(Dataset items)

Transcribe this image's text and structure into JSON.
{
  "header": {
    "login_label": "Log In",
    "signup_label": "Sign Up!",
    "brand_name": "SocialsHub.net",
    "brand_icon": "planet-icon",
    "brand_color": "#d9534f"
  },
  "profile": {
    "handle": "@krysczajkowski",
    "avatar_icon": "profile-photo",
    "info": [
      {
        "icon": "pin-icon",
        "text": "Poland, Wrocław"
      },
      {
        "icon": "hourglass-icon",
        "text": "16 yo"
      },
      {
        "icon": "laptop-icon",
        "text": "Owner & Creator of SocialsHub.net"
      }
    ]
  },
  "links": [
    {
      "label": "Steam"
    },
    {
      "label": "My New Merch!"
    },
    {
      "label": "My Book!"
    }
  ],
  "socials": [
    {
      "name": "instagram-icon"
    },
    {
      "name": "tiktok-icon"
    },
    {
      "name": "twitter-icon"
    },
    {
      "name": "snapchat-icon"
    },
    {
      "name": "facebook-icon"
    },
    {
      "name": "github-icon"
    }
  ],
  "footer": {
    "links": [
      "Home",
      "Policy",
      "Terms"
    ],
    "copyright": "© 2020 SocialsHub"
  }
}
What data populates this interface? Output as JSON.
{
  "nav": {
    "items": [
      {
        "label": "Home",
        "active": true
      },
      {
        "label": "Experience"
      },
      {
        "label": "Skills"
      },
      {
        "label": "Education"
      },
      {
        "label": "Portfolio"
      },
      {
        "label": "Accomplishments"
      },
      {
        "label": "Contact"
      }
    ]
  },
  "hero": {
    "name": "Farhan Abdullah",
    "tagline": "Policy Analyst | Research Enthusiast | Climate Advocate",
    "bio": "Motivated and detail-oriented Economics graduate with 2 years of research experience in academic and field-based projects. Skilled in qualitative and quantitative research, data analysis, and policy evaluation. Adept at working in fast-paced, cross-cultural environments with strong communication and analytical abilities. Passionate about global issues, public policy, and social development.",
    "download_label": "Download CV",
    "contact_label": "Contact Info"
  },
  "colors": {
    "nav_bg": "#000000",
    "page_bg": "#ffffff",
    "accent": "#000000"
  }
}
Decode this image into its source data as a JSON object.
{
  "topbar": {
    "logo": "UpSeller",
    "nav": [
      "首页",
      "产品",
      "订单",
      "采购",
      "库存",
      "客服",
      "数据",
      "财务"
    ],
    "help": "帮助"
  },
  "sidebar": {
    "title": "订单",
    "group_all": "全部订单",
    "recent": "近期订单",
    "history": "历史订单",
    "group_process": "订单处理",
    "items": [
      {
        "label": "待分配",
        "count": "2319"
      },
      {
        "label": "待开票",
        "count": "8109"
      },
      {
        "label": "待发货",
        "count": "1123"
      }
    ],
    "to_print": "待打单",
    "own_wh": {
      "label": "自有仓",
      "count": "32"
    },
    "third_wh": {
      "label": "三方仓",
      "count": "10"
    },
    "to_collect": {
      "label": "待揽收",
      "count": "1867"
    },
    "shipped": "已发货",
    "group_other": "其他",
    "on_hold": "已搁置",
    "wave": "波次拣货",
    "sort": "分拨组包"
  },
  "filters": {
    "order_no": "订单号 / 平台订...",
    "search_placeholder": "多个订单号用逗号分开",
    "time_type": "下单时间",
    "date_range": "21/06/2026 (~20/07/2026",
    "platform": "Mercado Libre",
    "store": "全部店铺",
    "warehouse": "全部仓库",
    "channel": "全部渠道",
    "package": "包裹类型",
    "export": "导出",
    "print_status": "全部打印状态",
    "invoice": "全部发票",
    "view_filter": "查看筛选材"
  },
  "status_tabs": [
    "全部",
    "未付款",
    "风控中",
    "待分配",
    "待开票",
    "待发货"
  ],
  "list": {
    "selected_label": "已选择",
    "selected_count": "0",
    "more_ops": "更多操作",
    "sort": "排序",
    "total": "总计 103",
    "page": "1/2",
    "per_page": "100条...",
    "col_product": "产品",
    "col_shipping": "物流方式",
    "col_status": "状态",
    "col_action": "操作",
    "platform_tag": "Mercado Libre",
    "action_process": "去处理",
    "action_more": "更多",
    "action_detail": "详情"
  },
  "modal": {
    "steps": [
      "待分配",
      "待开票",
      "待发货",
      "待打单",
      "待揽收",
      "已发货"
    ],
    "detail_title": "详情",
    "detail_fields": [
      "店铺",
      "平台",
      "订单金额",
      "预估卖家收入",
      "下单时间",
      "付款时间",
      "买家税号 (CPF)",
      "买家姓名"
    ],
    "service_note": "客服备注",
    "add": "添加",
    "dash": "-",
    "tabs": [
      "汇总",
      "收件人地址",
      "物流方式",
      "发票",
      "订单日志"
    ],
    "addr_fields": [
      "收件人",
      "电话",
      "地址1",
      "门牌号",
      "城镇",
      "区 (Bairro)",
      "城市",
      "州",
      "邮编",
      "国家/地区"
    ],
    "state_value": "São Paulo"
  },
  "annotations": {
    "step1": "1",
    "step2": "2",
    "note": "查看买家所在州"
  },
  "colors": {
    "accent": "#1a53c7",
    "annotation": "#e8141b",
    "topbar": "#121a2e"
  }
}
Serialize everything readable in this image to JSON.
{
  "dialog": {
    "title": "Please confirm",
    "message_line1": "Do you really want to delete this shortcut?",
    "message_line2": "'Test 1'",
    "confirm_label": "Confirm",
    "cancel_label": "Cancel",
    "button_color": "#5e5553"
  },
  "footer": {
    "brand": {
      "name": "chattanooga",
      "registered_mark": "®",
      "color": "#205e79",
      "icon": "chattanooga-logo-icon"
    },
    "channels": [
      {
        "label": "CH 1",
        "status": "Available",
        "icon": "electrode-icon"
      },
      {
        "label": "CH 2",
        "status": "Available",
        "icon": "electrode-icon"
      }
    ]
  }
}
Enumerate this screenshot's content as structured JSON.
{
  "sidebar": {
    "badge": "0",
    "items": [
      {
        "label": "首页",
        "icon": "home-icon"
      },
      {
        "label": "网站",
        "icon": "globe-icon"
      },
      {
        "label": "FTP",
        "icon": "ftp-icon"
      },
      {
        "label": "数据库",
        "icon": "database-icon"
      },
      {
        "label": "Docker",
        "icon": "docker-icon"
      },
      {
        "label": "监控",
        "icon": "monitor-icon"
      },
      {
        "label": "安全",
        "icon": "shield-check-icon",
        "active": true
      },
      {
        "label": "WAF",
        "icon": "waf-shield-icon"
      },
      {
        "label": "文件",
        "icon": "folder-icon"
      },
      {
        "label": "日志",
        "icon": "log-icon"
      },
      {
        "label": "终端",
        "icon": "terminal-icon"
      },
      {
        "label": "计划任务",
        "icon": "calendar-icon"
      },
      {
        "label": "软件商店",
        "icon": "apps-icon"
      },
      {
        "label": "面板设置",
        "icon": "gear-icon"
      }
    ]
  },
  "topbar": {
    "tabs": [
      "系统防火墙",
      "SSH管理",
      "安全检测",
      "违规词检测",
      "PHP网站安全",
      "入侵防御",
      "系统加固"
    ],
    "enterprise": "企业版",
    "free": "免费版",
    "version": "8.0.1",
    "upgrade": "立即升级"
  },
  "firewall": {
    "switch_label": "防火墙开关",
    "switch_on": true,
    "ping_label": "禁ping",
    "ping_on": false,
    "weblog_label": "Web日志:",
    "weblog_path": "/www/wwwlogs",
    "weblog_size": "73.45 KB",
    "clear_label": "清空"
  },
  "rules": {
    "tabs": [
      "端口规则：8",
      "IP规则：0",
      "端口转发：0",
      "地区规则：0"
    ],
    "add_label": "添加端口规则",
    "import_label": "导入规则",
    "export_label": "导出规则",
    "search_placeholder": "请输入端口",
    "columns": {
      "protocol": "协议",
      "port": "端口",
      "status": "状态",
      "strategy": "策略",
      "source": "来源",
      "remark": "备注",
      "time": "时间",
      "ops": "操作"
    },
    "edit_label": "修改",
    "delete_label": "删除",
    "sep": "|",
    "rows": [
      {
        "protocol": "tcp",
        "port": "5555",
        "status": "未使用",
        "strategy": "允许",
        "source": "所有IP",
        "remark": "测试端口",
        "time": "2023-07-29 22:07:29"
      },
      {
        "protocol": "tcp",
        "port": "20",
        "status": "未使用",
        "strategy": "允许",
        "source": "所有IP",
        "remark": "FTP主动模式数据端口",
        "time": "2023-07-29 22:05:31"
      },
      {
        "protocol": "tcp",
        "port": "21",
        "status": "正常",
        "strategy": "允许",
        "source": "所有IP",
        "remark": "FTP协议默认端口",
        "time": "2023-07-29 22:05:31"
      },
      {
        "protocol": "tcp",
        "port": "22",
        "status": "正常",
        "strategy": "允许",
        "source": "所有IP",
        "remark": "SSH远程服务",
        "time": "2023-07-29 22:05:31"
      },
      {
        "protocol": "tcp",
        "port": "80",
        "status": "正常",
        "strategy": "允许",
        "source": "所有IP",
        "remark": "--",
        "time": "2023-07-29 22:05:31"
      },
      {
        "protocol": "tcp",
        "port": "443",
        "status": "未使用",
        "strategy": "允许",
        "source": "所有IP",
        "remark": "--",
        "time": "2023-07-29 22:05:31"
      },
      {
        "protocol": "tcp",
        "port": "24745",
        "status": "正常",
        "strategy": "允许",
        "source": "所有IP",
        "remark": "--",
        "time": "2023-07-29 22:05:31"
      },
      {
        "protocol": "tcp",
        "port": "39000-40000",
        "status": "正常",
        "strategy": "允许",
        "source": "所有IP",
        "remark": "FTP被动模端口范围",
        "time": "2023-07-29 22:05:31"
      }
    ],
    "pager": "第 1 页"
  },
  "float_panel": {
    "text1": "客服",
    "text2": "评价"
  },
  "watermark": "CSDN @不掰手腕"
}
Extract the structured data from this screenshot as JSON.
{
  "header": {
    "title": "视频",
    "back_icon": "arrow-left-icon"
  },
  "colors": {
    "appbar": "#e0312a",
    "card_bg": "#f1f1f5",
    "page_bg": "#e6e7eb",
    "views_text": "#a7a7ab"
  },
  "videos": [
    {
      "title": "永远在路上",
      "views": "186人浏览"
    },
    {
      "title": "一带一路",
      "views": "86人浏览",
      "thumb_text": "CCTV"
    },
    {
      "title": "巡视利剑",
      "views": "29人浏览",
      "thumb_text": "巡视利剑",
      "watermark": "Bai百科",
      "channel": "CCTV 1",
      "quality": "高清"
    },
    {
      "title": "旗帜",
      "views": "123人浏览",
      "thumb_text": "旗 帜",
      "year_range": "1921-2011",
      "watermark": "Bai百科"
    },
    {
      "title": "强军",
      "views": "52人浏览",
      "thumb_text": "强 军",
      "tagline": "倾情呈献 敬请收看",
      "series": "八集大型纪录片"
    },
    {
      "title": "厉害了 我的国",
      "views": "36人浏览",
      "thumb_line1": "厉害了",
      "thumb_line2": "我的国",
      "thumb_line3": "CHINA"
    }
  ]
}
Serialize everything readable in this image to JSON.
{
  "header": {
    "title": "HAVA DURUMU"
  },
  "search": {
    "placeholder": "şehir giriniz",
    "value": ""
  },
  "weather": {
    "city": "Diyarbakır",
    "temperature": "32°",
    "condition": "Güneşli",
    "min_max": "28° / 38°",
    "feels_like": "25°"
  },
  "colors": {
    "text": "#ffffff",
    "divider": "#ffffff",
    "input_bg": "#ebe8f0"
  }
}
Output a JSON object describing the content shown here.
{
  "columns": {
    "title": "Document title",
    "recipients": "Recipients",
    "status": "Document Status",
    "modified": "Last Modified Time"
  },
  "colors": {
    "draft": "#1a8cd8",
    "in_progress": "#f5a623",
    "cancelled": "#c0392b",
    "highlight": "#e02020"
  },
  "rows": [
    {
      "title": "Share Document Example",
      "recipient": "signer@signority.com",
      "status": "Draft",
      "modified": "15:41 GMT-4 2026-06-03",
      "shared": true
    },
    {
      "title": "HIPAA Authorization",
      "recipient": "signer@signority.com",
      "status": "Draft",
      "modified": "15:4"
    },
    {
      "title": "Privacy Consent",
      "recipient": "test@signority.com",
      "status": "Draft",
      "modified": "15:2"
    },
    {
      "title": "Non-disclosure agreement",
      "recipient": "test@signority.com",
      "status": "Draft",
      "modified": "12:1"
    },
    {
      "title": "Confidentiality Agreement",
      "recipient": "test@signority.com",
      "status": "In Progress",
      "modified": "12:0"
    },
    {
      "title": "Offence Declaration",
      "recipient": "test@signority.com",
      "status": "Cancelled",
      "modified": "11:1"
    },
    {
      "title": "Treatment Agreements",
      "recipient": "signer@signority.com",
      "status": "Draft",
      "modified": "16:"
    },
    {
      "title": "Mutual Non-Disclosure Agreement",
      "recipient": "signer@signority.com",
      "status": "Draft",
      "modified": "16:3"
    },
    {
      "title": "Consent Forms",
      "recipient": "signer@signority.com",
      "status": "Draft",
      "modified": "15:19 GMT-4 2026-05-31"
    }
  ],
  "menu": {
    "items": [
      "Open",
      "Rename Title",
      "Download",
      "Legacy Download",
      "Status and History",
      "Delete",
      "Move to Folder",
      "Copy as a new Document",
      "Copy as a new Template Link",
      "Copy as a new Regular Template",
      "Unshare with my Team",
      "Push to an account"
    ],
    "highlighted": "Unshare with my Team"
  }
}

_What to do_: From the listing above, pick out every line containing "watermark".

_Output for this task_:
  "watermark": "CSDN @不掰手腕"
      "watermark": "Bai百科",
      "watermark": "Bai百科"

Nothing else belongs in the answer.